===== Extracted information
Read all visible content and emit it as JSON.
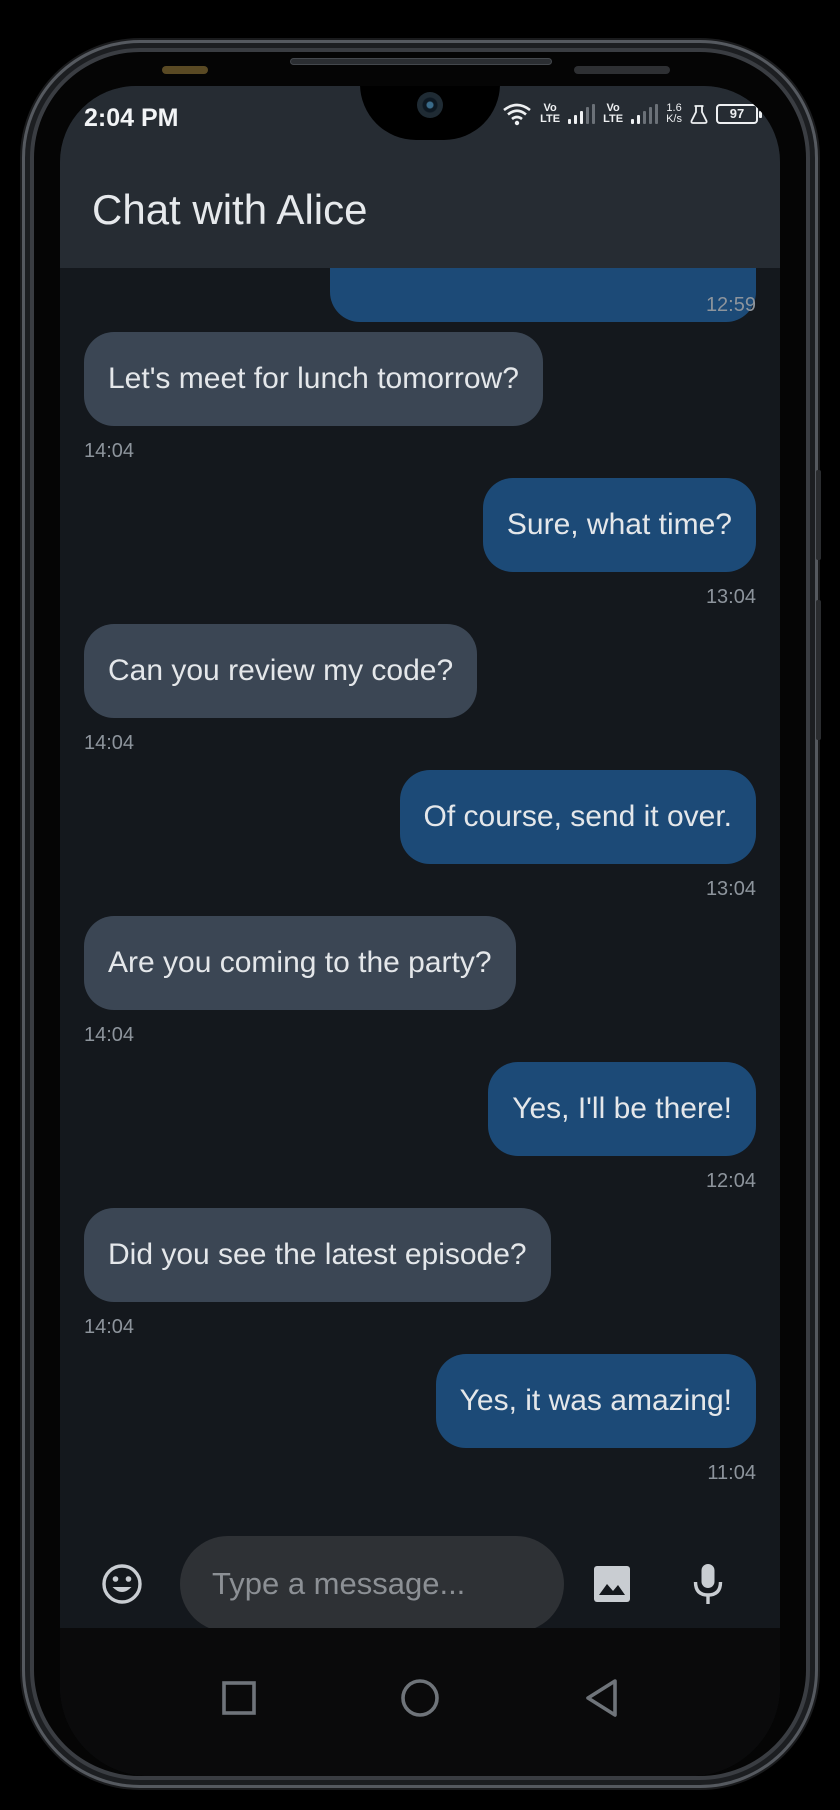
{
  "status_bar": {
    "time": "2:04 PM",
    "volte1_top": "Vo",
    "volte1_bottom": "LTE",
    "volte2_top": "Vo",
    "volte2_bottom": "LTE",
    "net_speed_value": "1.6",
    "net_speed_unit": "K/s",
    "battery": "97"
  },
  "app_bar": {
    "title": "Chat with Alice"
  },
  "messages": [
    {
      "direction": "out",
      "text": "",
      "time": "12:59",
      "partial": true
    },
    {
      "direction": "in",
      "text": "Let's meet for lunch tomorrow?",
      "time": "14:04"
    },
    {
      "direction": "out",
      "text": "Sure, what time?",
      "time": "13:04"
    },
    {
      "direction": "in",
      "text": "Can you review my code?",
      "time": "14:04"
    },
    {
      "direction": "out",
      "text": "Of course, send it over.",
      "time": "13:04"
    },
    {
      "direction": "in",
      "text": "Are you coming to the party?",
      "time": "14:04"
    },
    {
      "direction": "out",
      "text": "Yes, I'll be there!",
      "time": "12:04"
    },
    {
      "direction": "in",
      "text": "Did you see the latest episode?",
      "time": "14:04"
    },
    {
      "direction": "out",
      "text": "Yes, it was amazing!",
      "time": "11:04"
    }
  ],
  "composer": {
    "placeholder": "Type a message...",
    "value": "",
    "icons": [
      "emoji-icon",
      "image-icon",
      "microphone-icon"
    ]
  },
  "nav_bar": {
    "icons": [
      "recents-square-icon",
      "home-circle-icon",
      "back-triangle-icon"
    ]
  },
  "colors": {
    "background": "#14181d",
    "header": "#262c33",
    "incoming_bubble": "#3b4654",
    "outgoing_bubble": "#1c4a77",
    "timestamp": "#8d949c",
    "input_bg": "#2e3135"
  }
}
==========
Copy out the listing exactly as it stands, but not the pictures.

Read all visible content and emit it as JSON.
{
  "status_bar": {
    "time": "2:04 PM",
    "volte1_top": "Vo",
    "volte1_bottom": "LTE",
    "volte2_top": "Vo",
    "volte2_bottom": "LTE",
    "net_speed_value": "1.6",
    "net_speed_unit": "K/s",
    "battery": "97"
  },
  "app_bar": {
    "title": "Chat with Alice"
  },
  "messages": [
    {
      "direction": "out",
      "text": "",
      "time": "12:59",
      "partial": true
    },
    {
      "direction": "in",
      "text": "Let's meet for lunch tomorrow?",
      "time": "14:04"
    },
    {
      "direction": "out",
      "text": "Sure, what time?",
      "time": "13:04"
    },
    {
      "direction": "in",
      "text": "Can you review my code?",
      "time": "14:04"
    },
    {
      "direction": "out",
      "text": "Of course, send it over.",
      "time": "13:04"
    },
    {
      "direction": "in",
      "text": "Are you coming to the party?",
      "time": "14:04"
    },
    {
      "direction": "out",
      "text": "Yes, I'll be there!",
      "time": "12:04"
    },
    {
      "direction": "in",
      "text": "Did you see the latest episode?",
      "time": "14:04"
    },
    {
      "direction": "out",
      "text": "Yes, it was amazing!",
      "time": "11:04"
    }
  ],
  "composer": {
    "placeholder": "Type a message...",
    "value": "",
    "icons": [
      "emoji-icon",
      "image-icon",
      "microphone-icon"
    ]
  },
  "nav_bar": {
    "icons": [
      "recents-square-icon",
      "home-circle-icon",
      "back-triangle-icon"
    ]
  },
  "colors": {
    "background": "#14181d",
    "header": "#262c33",
    "incoming_bubble": "#3b4654",
    "outgoing_bubble": "#1c4a77",
    "timestamp": "#8d949c",
    "input_bg": "#2e3135"
  }
}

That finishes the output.